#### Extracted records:
******
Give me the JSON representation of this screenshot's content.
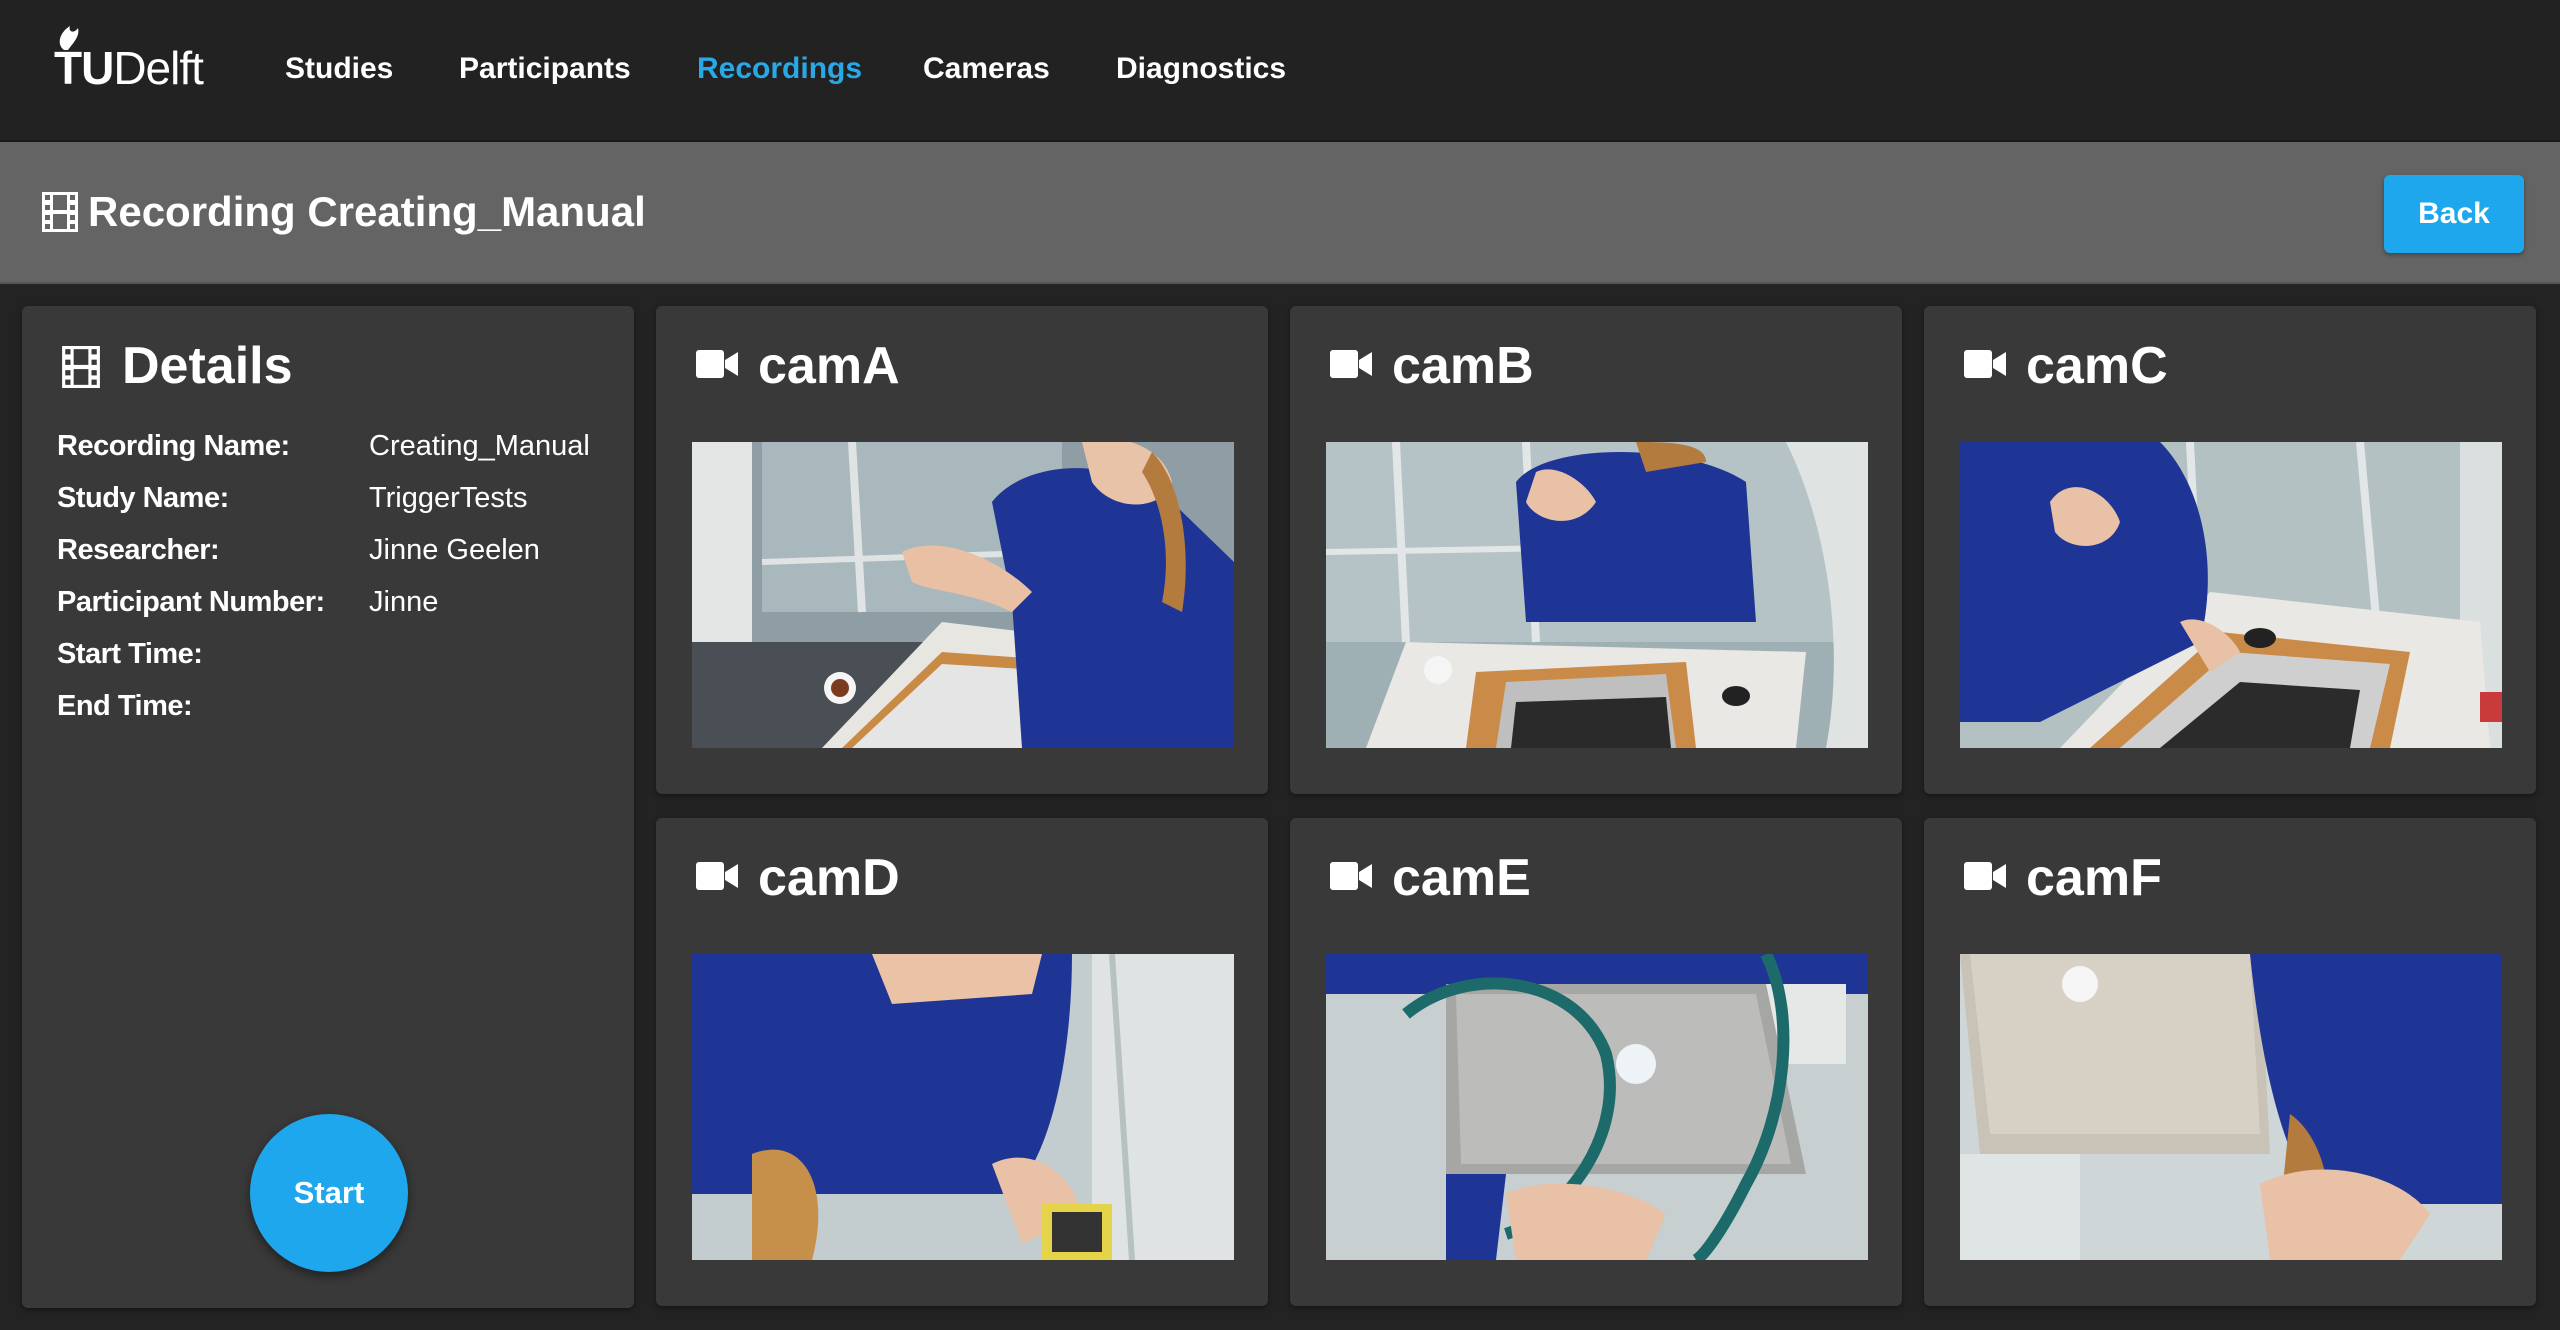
{
  "nav": {
    "logo_tu": "TU",
    "logo_delft": "Delft",
    "items": [
      {
        "label": "Studies",
        "active": false
      },
      {
        "label": "Participants",
        "active": false
      },
      {
        "label": "Recordings",
        "active": true
      },
      {
        "label": "Cameras",
        "active": false
      },
      {
        "label": "Diagnostics",
        "active": false
      }
    ]
  },
  "header": {
    "title": "Recording Creating_Manual",
    "icon": "film-icon",
    "back_label": "Back"
  },
  "details": {
    "title": "Details",
    "icon": "film-icon",
    "rows": [
      {
        "label": "Recording Name:",
        "value": "Creating_Manual"
      },
      {
        "label": "Study Name:",
        "value": "TriggerTests"
      },
      {
        "label": "Researcher:",
        "value": "Jinne Geelen"
      },
      {
        "label": "Participant Number:",
        "value": "Jinne"
      },
      {
        "label": "Start Time:",
        "value": ""
      },
      {
        "label": "End Time:",
        "value": ""
      }
    ],
    "start_label": "Start"
  },
  "cameras": [
    {
      "name": "camA",
      "icon": "video-camera-icon"
    },
    {
      "name": "camB",
      "icon": "video-camera-icon"
    },
    {
      "name": "camC",
      "icon": "video-camera-icon"
    },
    {
      "name": "camD",
      "icon": "video-camera-icon"
    },
    {
      "name": "camE",
      "icon": "video-camera-icon"
    },
    {
      "name": "camF",
      "icon": "video-camera-icon"
    }
  ],
  "colors": {
    "accent": "#1ea7ec",
    "active_nav": "#2aa8e6",
    "navbar_bg": "#222222",
    "titlebar_bg": "#646464",
    "panel_bg": "#393939",
    "page_bg": "#232323"
  }
}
******
#### What is required:
Write the full listing out again with every line unchanged, but include no pictures.

#### Task answer:
Give me the JSON representation of this screenshot's content.
{
  "nav": {
    "logo_tu": "TU",
    "logo_delft": "Delft",
    "items": [
      {
        "label": "Studies",
        "active": false
      },
      {
        "label": "Participants",
        "active": false
      },
      {
        "label": "Recordings",
        "active": true
      },
      {
        "label": "Cameras",
        "active": false
      },
      {
        "label": "Diagnostics",
        "active": false
      }
    ]
  },
  "header": {
    "title": "Recording Creating_Manual",
    "icon": "film-icon",
    "back_label": "Back"
  },
  "details": {
    "title": "Details",
    "icon": "film-icon",
    "rows": [
      {
        "label": "Recording Name:",
        "value": "Creating_Manual"
      },
      {
        "label": "Study Name:",
        "value": "TriggerTests"
      },
      {
        "label": "Researcher:",
        "value": "Jinne Geelen"
      },
      {
        "label": "Participant Number:",
        "value": "Jinne"
      },
      {
        "label": "Start Time:",
        "value": ""
      },
      {
        "label": "End Time:",
        "value": ""
      }
    ],
    "start_label": "Start"
  },
  "cameras": [
    {
      "name": "camA",
      "icon": "video-camera-icon"
    },
    {
      "name": "camB",
      "icon": "video-camera-icon"
    },
    {
      "name": "camC",
      "icon": "video-camera-icon"
    },
    {
      "name": "camD",
      "icon": "video-camera-icon"
    },
    {
      "name": "camE",
      "icon": "video-camera-icon"
    },
    {
      "name": "camF",
      "icon": "video-camera-icon"
    }
  ],
  "colors": {
    "accent": "#1ea7ec",
    "active_nav": "#2aa8e6",
    "navbar_bg": "#222222",
    "titlebar_bg": "#646464",
    "panel_bg": "#393939",
    "page_bg": "#232323"
  }
}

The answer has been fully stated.